*DO THIS*
Repeat every line of the data exactly, but not the pictures.

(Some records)
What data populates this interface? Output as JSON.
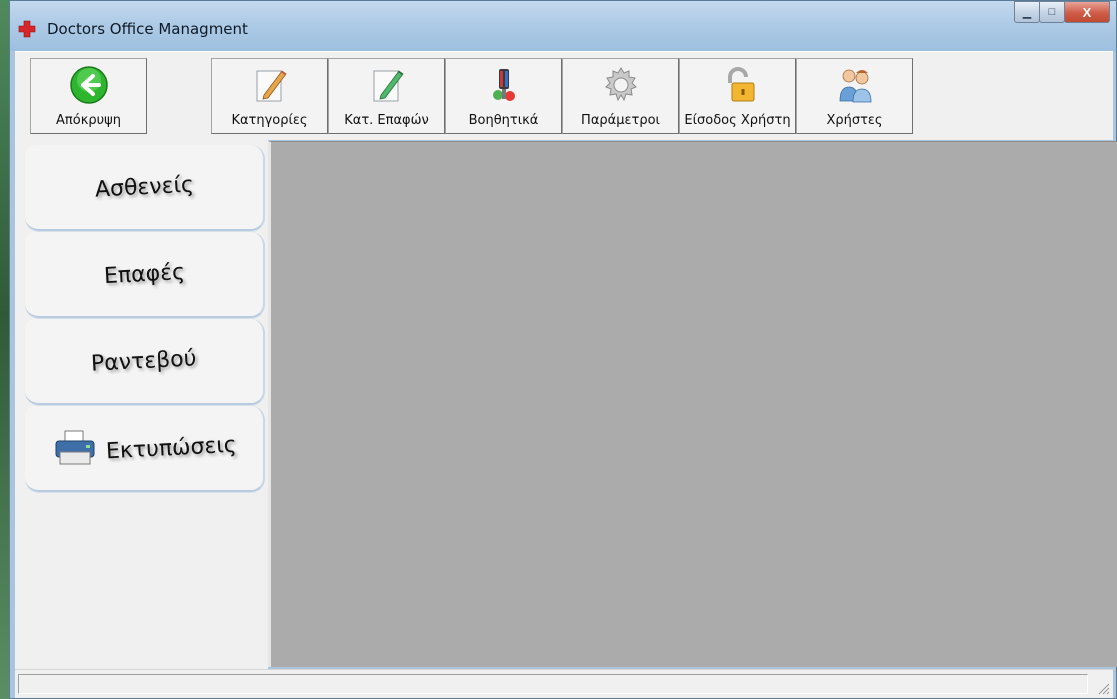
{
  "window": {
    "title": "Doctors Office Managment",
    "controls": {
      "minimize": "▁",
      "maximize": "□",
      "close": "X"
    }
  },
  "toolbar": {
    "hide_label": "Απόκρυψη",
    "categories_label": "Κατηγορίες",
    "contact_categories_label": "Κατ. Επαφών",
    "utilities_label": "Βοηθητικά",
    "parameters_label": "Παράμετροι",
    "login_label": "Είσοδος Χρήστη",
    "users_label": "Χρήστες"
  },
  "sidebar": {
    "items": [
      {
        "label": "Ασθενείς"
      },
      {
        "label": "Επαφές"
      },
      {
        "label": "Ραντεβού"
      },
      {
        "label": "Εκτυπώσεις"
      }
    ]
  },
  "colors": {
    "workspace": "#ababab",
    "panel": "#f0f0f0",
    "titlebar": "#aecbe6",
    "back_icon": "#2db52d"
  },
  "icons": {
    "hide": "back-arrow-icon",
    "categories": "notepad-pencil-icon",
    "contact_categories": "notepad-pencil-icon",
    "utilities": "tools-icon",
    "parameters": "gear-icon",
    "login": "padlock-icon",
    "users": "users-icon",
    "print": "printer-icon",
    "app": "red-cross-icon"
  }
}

*SOLUTION*
What data populates this interface? Output as JSON.
{
  "window": {
    "title": "Doctors Office Managment",
    "controls": {
      "minimize": "▁",
      "maximize": "□",
      "close": "X"
    }
  },
  "toolbar": {
    "hide_label": "Απόκρυψη",
    "categories_label": "Κατηγορίες",
    "contact_categories_label": "Κατ. Επαφών",
    "utilities_label": "Βοηθητικά",
    "parameters_label": "Παράμετροι",
    "login_label": "Είσοδος Χρήστη",
    "users_label": "Χρήστες"
  },
  "sidebar": {
    "items": [
      {
        "label": "Ασθενείς"
      },
      {
        "label": "Επαφές"
      },
      {
        "label": "Ραντεβού"
      },
      {
        "label": "Εκτυπώσεις"
      }
    ]
  },
  "colors": {
    "workspace": "#ababab",
    "panel": "#f0f0f0",
    "titlebar": "#aecbe6",
    "back_icon": "#2db52d"
  },
  "icons": {
    "hide": "back-arrow-icon",
    "categories": "notepad-pencil-icon",
    "contact_categories": "notepad-pencil-icon",
    "utilities": "tools-icon",
    "parameters": "gear-icon",
    "login": "padlock-icon",
    "users": "users-icon",
    "print": "printer-icon",
    "app": "red-cross-icon"
  }
}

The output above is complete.